Record set –

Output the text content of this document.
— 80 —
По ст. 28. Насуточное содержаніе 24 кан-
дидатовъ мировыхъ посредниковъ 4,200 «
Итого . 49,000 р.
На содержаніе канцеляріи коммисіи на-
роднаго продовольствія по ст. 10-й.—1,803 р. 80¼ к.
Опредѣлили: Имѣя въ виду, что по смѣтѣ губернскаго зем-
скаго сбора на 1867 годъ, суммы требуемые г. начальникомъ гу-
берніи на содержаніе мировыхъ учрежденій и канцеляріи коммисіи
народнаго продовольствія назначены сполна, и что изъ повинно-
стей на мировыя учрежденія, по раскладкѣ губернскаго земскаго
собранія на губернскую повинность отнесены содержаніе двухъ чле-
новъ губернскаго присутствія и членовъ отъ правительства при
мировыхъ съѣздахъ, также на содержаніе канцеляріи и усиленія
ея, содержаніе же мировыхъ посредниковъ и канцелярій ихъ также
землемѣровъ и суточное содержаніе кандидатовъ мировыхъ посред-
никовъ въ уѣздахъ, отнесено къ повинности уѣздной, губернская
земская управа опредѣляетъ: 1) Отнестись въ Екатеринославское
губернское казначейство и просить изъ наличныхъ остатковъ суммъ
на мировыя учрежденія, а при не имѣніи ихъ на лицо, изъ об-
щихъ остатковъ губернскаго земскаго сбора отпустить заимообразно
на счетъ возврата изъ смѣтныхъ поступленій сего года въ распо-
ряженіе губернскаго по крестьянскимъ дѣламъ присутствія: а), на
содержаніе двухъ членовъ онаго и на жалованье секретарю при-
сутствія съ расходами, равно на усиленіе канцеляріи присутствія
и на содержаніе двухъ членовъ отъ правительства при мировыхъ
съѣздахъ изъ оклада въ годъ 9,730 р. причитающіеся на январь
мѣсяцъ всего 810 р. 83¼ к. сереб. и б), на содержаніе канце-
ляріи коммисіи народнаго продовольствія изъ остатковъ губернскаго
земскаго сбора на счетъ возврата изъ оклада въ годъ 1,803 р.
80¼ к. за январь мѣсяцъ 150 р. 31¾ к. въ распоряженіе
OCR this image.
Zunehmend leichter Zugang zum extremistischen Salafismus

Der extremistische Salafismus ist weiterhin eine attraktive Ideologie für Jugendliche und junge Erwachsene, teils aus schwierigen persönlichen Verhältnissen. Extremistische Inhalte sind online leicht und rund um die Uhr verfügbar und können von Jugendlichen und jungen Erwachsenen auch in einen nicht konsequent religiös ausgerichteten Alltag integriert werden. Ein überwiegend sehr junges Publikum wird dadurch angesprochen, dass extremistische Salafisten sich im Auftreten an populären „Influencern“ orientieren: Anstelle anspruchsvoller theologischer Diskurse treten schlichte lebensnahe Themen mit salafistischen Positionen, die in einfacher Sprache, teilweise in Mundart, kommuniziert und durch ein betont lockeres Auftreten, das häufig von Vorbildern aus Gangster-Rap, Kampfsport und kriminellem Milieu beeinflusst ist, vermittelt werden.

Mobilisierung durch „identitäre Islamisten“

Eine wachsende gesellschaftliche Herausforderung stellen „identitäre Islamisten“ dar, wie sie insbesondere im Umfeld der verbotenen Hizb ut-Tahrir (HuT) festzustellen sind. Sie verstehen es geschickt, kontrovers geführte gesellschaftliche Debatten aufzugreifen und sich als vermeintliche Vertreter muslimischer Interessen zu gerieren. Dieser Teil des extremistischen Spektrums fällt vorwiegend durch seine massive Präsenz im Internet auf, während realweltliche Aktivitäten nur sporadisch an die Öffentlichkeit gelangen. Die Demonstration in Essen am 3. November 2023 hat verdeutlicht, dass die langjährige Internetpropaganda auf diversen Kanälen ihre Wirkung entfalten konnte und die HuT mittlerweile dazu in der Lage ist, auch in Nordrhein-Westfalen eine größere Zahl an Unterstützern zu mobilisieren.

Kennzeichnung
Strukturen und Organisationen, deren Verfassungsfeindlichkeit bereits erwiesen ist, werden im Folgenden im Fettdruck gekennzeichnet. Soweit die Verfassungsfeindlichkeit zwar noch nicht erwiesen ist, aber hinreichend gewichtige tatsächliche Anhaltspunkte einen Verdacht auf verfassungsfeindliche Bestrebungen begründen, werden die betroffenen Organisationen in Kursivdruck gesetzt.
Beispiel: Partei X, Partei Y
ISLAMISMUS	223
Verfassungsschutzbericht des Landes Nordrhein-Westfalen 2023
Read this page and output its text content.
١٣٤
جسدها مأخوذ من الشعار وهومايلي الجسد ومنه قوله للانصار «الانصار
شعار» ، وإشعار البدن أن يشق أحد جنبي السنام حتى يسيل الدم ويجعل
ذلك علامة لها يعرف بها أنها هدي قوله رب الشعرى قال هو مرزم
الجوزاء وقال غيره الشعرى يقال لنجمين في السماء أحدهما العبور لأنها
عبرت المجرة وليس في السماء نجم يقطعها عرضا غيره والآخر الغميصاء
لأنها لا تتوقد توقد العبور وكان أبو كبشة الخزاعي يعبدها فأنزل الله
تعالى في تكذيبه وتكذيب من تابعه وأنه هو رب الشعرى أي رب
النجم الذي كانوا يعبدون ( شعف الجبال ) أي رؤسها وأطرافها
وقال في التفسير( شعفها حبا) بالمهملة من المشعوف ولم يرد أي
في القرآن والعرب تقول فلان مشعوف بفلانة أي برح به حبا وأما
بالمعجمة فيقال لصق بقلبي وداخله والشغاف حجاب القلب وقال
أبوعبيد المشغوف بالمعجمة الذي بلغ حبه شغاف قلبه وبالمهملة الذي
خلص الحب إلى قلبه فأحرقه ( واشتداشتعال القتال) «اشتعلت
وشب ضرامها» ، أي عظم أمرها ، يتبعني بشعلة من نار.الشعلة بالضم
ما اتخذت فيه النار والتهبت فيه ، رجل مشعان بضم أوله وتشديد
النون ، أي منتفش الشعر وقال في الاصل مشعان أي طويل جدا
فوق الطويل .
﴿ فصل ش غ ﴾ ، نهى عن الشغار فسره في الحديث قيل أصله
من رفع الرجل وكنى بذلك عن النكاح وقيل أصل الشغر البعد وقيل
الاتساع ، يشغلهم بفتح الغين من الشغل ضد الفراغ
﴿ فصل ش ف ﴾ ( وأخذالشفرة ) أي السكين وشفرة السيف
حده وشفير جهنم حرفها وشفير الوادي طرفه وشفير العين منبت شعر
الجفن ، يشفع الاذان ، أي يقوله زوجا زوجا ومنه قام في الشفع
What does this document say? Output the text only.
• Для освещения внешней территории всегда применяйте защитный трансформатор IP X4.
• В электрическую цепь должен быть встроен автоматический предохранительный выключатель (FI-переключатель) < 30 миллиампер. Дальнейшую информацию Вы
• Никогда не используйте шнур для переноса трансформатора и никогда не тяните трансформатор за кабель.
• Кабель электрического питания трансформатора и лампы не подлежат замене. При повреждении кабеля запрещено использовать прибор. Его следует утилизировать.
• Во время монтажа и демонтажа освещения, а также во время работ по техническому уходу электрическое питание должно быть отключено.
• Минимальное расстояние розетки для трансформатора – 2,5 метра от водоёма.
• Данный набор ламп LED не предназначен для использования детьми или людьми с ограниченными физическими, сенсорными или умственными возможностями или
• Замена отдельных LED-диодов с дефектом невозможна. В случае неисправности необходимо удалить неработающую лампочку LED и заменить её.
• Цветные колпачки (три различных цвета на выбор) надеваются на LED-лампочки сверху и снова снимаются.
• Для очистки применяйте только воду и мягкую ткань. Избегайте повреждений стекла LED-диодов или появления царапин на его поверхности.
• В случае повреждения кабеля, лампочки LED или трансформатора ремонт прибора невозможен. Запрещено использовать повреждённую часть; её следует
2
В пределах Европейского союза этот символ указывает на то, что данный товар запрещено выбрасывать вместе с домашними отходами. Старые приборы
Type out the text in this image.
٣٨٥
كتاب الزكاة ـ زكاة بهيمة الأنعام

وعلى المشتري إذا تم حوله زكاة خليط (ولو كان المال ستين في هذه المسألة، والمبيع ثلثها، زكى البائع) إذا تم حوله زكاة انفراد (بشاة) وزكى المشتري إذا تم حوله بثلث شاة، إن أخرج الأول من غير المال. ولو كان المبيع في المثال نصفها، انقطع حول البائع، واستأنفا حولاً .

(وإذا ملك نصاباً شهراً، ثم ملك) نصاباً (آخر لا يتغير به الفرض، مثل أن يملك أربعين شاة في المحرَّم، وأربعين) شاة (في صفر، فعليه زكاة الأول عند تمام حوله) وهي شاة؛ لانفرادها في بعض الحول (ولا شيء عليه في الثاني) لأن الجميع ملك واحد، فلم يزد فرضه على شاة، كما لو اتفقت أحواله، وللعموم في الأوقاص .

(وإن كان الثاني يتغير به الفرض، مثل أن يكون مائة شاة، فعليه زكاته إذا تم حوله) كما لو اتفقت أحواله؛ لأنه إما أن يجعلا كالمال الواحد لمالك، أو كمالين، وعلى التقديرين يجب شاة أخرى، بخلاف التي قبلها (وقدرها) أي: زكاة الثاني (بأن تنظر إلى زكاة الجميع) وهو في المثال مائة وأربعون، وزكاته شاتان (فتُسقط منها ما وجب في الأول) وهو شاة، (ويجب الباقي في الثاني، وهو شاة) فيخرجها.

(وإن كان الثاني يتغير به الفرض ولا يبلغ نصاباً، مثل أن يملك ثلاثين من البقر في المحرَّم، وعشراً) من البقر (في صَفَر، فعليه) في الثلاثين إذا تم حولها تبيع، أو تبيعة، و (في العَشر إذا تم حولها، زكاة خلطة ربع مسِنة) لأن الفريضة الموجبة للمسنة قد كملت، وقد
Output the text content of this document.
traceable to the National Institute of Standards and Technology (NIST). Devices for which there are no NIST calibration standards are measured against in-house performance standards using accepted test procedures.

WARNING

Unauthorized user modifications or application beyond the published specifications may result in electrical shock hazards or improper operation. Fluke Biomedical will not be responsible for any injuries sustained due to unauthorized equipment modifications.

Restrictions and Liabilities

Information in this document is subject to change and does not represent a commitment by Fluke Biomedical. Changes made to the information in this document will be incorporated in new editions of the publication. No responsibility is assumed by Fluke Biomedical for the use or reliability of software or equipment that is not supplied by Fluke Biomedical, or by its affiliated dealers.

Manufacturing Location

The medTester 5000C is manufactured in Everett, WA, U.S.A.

Given task –
Identify the lines in the entries that hold "освещения" and return each one.

In response –
• Для освещения внешней территории всегда применяйте защитный трансформатор IP X4.
• Во время монтажа и демонтажа освещения, а также во время работ по техническому уходу электрическое питание должно быть отключено.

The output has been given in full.